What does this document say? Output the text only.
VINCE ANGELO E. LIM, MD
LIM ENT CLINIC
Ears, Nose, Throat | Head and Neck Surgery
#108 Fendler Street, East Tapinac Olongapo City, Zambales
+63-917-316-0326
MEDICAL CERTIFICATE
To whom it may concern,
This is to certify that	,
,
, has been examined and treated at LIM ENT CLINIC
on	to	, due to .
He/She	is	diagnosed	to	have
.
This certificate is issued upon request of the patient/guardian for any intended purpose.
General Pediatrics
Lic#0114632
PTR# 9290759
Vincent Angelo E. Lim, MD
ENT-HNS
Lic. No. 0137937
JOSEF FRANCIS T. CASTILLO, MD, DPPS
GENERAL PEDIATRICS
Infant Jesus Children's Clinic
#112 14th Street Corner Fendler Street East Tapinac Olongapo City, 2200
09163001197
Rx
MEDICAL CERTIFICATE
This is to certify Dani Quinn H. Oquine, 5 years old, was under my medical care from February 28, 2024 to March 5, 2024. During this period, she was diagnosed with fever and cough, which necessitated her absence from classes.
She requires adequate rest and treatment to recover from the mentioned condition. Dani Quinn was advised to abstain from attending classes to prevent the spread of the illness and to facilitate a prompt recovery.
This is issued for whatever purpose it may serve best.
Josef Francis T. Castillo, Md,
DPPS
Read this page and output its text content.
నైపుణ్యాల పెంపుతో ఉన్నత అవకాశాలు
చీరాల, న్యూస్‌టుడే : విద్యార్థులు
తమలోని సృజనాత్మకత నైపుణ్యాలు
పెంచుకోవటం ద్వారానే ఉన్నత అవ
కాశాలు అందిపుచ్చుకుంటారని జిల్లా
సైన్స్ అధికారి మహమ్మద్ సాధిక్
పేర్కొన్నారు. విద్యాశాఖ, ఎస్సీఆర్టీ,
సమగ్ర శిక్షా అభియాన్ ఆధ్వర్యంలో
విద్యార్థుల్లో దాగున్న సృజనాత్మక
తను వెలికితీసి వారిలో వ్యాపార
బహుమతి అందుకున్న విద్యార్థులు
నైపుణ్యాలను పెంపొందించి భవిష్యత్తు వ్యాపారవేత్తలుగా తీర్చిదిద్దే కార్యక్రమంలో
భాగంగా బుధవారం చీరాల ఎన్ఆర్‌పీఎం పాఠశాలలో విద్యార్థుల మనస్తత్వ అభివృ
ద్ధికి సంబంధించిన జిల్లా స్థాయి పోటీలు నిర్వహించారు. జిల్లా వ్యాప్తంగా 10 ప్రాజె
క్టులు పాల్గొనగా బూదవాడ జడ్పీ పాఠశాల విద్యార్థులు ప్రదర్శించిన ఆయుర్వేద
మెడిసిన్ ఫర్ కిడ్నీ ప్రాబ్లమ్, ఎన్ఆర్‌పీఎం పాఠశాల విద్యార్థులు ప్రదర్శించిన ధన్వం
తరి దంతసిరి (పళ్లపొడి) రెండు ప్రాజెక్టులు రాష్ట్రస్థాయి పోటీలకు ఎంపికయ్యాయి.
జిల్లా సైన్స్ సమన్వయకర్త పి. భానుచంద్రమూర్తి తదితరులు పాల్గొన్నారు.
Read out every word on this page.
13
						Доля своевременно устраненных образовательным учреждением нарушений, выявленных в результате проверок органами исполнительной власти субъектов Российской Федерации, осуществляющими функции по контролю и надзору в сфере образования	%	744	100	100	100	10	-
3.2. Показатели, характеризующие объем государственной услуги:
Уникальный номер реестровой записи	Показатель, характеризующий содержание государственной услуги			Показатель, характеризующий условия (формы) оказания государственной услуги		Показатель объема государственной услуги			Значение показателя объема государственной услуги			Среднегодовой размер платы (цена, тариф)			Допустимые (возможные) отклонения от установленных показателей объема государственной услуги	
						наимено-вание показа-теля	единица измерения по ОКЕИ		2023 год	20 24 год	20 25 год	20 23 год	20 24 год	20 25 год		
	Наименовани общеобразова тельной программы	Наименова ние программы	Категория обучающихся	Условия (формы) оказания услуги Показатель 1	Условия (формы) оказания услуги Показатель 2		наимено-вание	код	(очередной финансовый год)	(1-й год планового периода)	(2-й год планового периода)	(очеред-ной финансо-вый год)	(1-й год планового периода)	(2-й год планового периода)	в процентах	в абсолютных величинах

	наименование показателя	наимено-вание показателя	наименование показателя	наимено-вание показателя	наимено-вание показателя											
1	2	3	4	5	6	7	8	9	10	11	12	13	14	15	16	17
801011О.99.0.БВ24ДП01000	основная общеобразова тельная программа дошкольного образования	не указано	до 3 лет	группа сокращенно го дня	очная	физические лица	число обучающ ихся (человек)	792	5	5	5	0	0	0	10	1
------------------------
● **WRITTEN EXERCISE**:
Reproduce each line of the entries in which the word "issued" is found.

● **CORRECT RESPONSE**:
This certificate is issued upon request of the patient/guardian for any intended purpose.
This is issued for whatever purpose it may serve best.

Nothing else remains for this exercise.